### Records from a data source
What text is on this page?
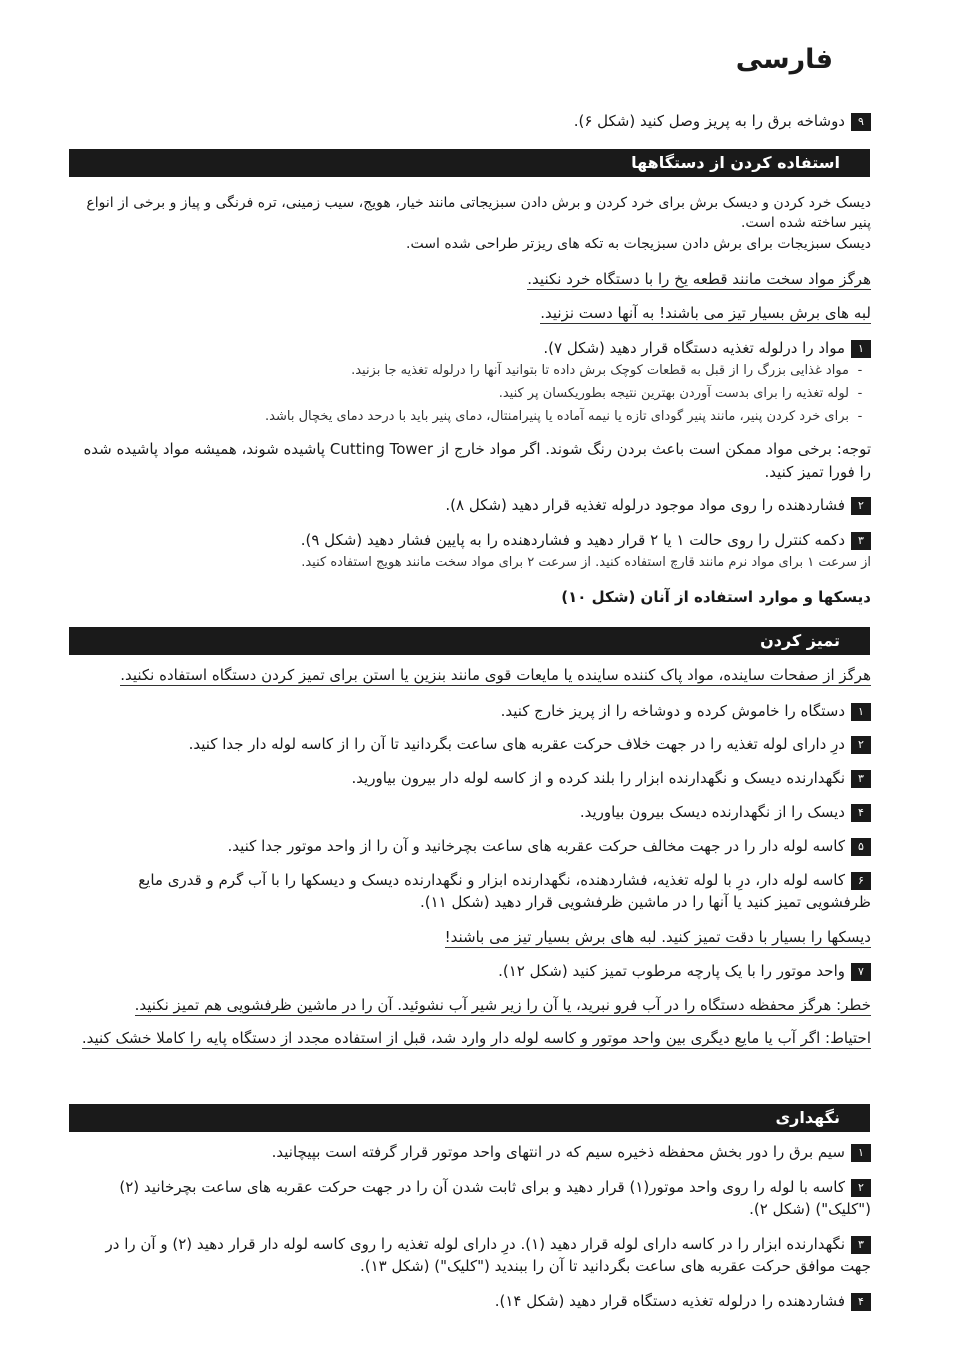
فارسی
۹دوشاخه برق را به پریز وصل کنید (شکل ۶).
استفاده کردن از دستگاهها
دیسک خرد کردن و دیسک برش برای خرد کردن و برش دادن سبزیجاتی مانند خیار، هویج، سیب زمینی، تره فرنگی و پیاز و برخی از انواع پنیر ساخته شده است.
دیسک سبزیجات برای برش دادن سبزیجات به تکه های ریزتر طراحی شده است.
هرگز مواد سخت مانند قطعه یخ را با دستگاه خرد نکنید.
لبه های برش بسیار تیز می باشند! به آنها دست نزنید.
۱مواد را درلوله تغذیه دستگاه قرار دهید (شکل ۷).
-مواد غذایی بزرگ را از قبل به قطعات کوچک برش داده تا بتوانید آنها را درلوله تغذیه جا بزنید.
-لوله تغذیه را برای بدست آوردن بهترین نتیجه بطوریکسان پر کنید.
-برای خرد کردن پنیر، مانند پنیر گودای تازه یا نیمه آماده یا پنیرامنتال، دمای پنیر باید با درحد دمای یخچال باشد.
توجه: برخی مواد ممکن است باعث بردن رنگ شوند. اگر مواد خارج از Cutting Tower پاشیده شوند، همیشه مواد پاشیده شده را فورا تمیز کنید.
۲فشاردهنده را روی مواد موجود درلوله تغذیه قرار دهید (شکل ۸).
۳دکمه کنترل را روی حالت ۱ یا ۲ قرار دهید و فشاردهنده را به پایین فشار دهید (شکل ۹).
از سرعت ۱ برای مواد نرم مانند قارچ استفاده کنید. از سرعت ۲ برای مواد سخت مانند هویج استفاده کنید.
دیسکها و موارد استفاده از آنان (شکل ۱۰)
تمیز کردن
هرگز از صفحات ساینده، مواد پاک کننده ساینده یا مایعات قوی مانند بنزین یا استن برای تمیز کردن دستگاه استفاده نکنید.
۱دستگاه را خاموش کرده و دوشاخه را از پریز خارج کنید.
۲درِ دارای لوله تغذیه را در جهت خلاف حرکت عقربه های ساعت بگردانید تا آن را از کاسه لوله دار جدا کنید.
۳نگهدارنده دیسک و نگهدارنده ابزار را بلند کرده و از کاسه لوله دار بیرون بیاورید.
۴دیسک را از نگهدارنده دیسک بیرون بیاورید.
۵کاسه لوله دار را در جهت مخالف حرکت عقربه های ساعت بچرخانید و آن را از واحد موتور جدا کنید.
۶کاسه لوله دار، درِ با لوله تغذیه، فشاردهنده، نگهدارنده ابزار و نگهدارنده دیسک و دیسکها را با آب گرم و قدری مایع ظرفشویی تمیز کنید یا آنها را در ماشین ظرفشویی قرار دهید (شکل ۱۱).
دیسکها را بسیار با دقت تمیز کنید. لبه های برش بسیار تیز می باشند!
۷واحد موتور را با یک پارچه مرطوب تمیز کنید (شکل ۱۲).
خطر: هرگز محفظه دستگاه را در آب فرو نبرید، یا آن را زیر شیر آب نشوئید. آن را در ماشین ظرفشویی هم تمیز نکنید.
احتیاط: اگر آب یا مایع دیگری بین واحد موتور و کاسه لوله دار وارد شد، قبل از استفاده مجدد از دستگاه پایه را کاملا خشک کنید.
نگهداری
۱سیم برق را دور بخش محفظه ذخیره سیم که در انتهای واحد موتور قرار گرفته است بپیچانید.
۲کاسه با لوله را روی واحد موتور(۱) قرار دهید و برای ثابت شدن آن را در جهت حرکت عقربه های ساعت بچرخانید (۲) ("کلیک") (شکل ۲).
۳نگهدارنده ابزار را در کاسه دارای لوله قرار دهید (۱). درِ دارای لوله تغذیه را روی کاسه لوله دار قرار دهید (۲) و آن را در جهت موافق حرکت عقربه های ساعت بگردانید تا آن را ببندید ("کلیک") (شکل ۱۳).
۴فشاردهنده را درلوله تغذیه دستگاه قرار دهید (شکل ۱۴).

### Work to complete
Extract the text of all the records above verbatim, excluding pictures.

### Problem solution
What text is on this page?
فارسی
۹دوشاخه برق را به پریز وصل کنید (شکل ۶).
استفاده کردن از دستگاهها
دیسک خرد کردن و دیسک برش برای خرد کردن و برش دادن سبزیجاتی مانند خیار، هویج، سیب زمینی، تره فرنگی و پیاز و برخی از انواع پنیر ساخته شده است.
دیسک سبزیجات برای برش دادن سبزیجات به تکه های ریزتر طراحی شده است.
هرگز مواد سخت مانند قطعه یخ را با دستگاه خرد نکنید.
لبه های برش بسیار تیز می باشند! به آنها دست نزنید.
۱مواد را درلوله تغذیه دستگاه قرار دهید (شکل ۷).
-مواد غذایی بزرگ را از قبل به قطعات کوچک برش داده تا بتوانید آنها را درلوله تغذیه جا بزنید.
-لوله تغذیه را برای بدست آوردن بهترین نتیجه بطوریکسان پر کنید.
-برای خرد کردن پنیر، مانند پنیر گودای تازه یا نیمه آماده یا پنیرامنتال، دمای پنیر باید با درحد دمای یخچال باشد.
توجه: برخی مواد ممکن است باعث بردن رنگ شوند. اگر مواد خارج از Cutting Tower پاشیده شوند، همیشه مواد پاشیده شده را فورا تمیز کنید.
۲فشاردهنده را روی مواد موجود درلوله تغذیه قرار دهید (شکل ۸).
۳دکمه کنترل را روی حالت ۱ یا ۲ قرار دهید و فشاردهنده را به پایین فشار دهید (شکل ۹).
از سرعت ۱ برای مواد نرم مانند قارچ استفاده کنید. از سرعت ۲ برای مواد سخت مانند هویج استفاده کنید.
دیسکها و موارد استفاده از آنان (شکل ۱۰)
تمیز کردن
هرگز از صفحات ساینده، مواد پاک کننده ساینده یا مایعات قوی مانند بنزین یا استن برای تمیز کردن دستگاه استفاده نکنید.
۱دستگاه را خاموش کرده و دوشاخه را از پریز خارج کنید.
۲درِ دارای لوله تغذیه را در جهت خلاف حرکت عقربه های ساعت بگردانید تا آن را از کاسه لوله دار جدا کنید.
۳نگهدارنده دیسک و نگهدارنده ابزار را بلند کرده و از کاسه لوله دار بیرون بیاورید.
۴دیسک را از نگهدارنده دیسک بیرون بیاورید.
۵کاسه لوله دار را در جهت مخالف حرکت عقربه های ساعت بچرخانید و آن را از واحد موتور جدا کنید.
۶کاسه لوله دار، درِ با لوله تغذیه، فشاردهنده، نگهدارنده ابزار و نگهدارنده دیسک و دیسکها را با آب گرم و قدری مایع ظرفشویی تمیز کنید یا آنها را در ماشین ظرفشویی قرار دهید (شکل ۱۱).
دیسکها را بسیار با دقت تمیز کنید. لبه های برش بسیار تیز می باشند!
۷واحد موتور را با یک پارچه مرطوب تمیز کنید (شکل ۱۲).
خطر: هرگز محفظه دستگاه را در آب فرو نبرید، یا آن را زیر شیر آب نشوئید. آن را در ماشین ظرفشویی هم تمیز نکنید.
احتیاط: اگر آب یا مایع دیگری بین واحد موتور و کاسه لوله دار وارد شد، قبل از استفاده مجدد از دستگاه پایه را کاملا خشک کنید.
نگهداری
۱سیم برق را دور بخش محفظه ذخیره سیم که در انتهای واحد موتور قرار گرفته است بپیچانید.
۲کاسه با لوله را روی واحد موتور(۱) قرار دهید و برای ثابت شدن آن را در جهت حرکت عقربه های ساعت بچرخانید (۲) ("کلیک") (شکل ۲).
۳نگهدارنده ابزار را در کاسه دارای لوله قرار دهید (۱). درِ دارای لوله تغذیه را روی کاسه لوله دار قرار دهید (۲) و آن را در جهت موافق حرکت عقربه های ساعت بگردانید تا آن را ببندید ("کلیک") (شکل ۱۳).
۴فشاردهنده را درلوله تغذیه دستگاه قرار دهید (شکل ۱۴).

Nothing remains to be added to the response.